───── SUPPLIED MATERIAL
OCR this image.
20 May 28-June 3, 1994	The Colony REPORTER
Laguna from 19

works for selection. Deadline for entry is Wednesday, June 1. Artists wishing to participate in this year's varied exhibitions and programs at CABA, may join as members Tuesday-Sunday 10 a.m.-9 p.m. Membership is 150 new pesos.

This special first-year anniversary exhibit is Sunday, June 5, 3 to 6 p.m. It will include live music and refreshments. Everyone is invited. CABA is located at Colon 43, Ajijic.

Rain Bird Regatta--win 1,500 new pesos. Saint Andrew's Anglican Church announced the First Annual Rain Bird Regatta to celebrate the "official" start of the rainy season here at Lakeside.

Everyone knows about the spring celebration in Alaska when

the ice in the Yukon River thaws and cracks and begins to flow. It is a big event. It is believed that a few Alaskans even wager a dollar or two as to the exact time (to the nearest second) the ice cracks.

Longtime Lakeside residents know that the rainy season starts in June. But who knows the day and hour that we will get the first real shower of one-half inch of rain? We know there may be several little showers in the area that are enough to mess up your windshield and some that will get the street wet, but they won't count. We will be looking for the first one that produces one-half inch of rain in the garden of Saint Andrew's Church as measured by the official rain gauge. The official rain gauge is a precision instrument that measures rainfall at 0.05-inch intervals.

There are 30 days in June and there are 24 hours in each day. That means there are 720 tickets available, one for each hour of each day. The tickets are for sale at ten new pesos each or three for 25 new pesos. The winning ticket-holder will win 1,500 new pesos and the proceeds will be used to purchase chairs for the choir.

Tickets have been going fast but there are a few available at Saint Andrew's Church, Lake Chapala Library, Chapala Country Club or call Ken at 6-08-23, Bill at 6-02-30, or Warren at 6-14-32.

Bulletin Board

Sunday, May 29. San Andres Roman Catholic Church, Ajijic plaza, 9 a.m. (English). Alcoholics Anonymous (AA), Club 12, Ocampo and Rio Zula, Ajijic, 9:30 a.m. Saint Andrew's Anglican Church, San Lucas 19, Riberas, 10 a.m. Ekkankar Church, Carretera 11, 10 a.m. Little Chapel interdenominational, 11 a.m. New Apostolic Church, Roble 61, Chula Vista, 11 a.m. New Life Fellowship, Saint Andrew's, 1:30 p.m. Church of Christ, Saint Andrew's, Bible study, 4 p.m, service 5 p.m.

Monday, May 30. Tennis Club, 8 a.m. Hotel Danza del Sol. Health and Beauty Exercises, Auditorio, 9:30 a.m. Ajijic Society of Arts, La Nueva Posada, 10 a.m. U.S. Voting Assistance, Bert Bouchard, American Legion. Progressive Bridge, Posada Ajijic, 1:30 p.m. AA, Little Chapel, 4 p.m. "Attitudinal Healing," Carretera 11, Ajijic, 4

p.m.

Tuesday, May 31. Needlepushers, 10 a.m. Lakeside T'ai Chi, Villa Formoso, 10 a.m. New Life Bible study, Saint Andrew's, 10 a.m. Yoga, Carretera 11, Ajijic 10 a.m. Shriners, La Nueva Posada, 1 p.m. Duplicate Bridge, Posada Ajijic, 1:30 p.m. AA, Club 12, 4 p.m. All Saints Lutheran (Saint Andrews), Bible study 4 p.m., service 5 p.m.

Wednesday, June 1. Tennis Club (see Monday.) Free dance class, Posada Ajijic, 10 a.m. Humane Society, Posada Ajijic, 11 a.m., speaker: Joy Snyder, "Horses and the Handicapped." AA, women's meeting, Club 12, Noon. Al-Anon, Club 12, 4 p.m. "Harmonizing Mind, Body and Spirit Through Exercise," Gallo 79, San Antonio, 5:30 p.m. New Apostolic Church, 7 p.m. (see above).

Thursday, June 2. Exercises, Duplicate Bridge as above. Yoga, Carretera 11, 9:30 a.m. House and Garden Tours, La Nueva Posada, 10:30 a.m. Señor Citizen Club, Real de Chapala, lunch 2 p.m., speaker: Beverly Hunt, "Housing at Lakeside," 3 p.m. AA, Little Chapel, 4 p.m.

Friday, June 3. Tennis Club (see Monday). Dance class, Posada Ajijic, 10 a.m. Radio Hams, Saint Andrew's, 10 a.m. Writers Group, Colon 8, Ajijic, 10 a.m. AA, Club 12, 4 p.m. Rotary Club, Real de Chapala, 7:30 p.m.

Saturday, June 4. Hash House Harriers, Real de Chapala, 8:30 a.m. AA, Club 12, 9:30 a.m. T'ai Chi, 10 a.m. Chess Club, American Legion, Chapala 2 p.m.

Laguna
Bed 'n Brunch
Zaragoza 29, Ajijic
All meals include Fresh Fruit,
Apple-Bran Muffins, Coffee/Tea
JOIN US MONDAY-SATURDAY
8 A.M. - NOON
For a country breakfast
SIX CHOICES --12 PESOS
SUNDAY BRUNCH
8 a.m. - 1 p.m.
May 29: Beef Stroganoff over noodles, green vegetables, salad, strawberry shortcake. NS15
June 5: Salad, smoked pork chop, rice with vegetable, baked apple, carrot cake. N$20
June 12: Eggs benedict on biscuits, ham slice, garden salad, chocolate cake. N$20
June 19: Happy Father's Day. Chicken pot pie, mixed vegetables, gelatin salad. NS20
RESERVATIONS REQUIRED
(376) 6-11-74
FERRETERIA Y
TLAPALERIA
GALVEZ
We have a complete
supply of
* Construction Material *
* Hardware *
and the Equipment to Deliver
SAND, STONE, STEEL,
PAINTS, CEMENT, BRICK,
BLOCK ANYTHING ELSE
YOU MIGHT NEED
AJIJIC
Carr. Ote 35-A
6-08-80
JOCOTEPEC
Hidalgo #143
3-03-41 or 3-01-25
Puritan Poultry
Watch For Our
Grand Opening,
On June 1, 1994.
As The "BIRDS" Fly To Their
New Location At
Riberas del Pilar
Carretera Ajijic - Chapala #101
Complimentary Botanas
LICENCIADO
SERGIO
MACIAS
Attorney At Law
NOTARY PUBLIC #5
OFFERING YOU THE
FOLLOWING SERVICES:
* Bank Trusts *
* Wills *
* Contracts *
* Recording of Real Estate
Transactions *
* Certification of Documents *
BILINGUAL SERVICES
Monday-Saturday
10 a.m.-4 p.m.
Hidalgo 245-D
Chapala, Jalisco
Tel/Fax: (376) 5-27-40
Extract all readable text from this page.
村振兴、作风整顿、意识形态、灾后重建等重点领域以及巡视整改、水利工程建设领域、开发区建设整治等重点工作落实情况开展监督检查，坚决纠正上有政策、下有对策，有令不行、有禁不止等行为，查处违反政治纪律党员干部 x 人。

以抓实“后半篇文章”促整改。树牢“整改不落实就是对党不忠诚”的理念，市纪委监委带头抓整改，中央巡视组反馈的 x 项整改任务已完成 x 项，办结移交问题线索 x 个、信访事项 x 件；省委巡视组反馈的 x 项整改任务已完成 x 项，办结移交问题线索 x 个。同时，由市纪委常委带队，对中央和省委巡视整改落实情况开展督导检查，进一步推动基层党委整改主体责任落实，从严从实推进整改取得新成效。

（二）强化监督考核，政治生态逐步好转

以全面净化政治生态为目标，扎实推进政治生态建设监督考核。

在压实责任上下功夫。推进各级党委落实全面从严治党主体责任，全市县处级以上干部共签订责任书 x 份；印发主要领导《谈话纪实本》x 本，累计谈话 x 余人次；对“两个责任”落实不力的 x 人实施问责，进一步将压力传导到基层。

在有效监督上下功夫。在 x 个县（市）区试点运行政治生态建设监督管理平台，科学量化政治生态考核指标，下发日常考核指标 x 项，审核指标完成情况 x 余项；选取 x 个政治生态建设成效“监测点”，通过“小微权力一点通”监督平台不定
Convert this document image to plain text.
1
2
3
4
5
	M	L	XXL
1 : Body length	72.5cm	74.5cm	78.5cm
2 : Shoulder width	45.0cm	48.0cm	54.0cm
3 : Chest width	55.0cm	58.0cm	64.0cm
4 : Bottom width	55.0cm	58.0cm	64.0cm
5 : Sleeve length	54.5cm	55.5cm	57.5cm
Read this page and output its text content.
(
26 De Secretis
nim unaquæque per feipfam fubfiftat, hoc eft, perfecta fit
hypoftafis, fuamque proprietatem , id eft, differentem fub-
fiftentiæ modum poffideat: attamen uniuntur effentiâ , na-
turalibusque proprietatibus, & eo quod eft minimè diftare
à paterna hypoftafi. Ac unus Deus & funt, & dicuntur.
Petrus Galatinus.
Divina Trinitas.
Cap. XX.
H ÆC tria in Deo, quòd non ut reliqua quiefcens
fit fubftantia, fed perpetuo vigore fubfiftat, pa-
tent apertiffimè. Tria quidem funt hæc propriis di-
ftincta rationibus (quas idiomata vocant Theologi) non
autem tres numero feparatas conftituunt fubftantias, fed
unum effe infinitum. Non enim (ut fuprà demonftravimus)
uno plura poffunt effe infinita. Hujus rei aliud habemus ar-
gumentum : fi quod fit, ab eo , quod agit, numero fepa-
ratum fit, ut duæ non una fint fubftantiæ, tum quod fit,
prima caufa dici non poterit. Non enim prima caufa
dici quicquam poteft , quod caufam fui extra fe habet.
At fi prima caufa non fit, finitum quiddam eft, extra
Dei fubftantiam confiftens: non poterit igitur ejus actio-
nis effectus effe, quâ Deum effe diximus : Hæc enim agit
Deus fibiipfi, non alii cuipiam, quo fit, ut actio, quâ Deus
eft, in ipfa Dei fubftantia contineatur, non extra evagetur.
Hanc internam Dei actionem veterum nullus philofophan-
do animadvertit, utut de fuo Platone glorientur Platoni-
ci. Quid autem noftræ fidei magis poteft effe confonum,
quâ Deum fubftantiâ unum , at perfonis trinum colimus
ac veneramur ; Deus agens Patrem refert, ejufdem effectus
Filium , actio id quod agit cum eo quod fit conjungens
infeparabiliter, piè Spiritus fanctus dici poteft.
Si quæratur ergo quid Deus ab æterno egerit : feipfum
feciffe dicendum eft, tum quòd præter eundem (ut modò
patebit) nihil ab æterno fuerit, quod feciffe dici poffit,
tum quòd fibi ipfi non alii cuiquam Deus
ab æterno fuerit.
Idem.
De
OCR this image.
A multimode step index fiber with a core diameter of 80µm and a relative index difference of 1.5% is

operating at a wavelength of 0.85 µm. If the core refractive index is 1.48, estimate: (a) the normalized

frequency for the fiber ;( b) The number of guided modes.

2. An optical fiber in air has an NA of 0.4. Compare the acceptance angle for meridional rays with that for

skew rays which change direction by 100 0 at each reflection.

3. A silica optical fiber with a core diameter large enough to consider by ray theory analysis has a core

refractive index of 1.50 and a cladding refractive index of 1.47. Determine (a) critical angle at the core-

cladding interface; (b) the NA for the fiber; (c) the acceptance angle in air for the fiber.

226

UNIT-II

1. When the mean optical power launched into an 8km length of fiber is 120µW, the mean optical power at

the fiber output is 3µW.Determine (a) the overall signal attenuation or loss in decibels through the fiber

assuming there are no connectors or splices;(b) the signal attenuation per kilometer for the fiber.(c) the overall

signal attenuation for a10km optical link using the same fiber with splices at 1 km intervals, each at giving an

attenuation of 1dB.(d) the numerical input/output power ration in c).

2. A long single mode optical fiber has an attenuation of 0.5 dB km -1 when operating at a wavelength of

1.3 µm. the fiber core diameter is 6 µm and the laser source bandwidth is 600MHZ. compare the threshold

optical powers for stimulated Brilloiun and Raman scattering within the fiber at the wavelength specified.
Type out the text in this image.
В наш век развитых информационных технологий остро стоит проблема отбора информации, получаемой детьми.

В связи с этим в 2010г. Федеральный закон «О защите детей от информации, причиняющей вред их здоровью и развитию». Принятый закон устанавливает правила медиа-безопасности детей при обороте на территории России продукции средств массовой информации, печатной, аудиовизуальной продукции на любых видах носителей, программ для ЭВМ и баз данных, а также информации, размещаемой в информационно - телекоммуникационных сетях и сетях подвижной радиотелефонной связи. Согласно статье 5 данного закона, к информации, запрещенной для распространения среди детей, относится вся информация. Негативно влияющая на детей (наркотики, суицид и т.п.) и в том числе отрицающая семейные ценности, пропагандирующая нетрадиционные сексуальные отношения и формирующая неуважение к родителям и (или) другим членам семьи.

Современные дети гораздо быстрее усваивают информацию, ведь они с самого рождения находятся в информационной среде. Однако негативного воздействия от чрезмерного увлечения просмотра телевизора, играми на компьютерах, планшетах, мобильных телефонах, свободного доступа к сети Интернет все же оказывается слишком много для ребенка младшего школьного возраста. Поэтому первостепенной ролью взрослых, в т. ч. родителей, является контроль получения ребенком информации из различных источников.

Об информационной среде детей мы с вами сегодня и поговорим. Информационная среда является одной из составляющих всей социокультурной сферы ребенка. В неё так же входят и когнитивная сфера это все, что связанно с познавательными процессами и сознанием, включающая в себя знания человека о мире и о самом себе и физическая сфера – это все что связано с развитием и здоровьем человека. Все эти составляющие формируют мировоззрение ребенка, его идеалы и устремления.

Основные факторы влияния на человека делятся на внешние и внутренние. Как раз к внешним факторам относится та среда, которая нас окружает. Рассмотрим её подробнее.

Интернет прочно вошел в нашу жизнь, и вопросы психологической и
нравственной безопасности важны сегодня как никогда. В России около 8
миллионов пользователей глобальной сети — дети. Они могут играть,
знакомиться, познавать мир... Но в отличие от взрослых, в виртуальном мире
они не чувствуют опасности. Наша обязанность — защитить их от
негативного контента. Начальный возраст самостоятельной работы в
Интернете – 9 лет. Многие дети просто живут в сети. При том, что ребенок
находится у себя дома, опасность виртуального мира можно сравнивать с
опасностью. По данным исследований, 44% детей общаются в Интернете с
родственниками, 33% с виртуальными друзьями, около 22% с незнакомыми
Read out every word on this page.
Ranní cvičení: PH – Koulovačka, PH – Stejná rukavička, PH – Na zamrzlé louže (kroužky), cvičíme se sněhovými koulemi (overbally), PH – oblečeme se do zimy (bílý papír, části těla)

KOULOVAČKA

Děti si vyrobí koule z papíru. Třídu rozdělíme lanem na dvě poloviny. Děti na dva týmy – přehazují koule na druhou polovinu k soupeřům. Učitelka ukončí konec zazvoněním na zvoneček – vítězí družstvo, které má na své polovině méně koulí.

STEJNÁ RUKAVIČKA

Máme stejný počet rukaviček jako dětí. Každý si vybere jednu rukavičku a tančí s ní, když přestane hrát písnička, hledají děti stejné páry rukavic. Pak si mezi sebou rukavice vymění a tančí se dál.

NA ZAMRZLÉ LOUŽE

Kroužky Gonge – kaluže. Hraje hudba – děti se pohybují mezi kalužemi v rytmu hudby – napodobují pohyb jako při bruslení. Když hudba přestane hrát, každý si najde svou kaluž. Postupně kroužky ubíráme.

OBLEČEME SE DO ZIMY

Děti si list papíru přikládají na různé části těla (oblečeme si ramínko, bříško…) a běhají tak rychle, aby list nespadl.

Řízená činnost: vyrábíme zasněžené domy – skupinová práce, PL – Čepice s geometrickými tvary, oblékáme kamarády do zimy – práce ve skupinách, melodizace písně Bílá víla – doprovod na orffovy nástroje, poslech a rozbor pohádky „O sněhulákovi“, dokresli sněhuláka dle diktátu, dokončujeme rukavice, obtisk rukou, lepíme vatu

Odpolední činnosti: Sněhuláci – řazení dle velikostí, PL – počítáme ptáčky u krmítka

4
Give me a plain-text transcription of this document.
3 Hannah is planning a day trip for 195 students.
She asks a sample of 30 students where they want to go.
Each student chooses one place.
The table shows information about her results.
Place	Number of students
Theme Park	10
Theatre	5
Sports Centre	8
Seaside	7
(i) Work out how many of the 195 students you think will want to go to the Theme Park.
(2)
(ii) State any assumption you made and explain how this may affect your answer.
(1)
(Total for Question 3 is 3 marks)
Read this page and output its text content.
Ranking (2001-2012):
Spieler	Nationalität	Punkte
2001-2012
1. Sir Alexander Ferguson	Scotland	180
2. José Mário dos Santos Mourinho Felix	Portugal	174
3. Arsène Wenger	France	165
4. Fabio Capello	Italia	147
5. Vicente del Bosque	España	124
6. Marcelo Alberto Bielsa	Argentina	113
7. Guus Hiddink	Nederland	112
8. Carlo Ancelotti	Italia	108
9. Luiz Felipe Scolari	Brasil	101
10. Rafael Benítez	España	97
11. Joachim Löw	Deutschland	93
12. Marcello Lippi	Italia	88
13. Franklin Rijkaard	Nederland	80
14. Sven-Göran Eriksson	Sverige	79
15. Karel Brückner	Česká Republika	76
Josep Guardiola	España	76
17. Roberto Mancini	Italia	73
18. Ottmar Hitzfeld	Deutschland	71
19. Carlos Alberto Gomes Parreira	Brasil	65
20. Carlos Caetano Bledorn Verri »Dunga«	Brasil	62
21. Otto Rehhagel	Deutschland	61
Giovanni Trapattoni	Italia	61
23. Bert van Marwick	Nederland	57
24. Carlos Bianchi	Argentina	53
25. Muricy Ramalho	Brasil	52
──────────
▸ **REQUIREMENTS**: In the entries above, how many lines hold the word "diameter"? State the number and nothing else.

▸ **TASK OUTPUT**: 3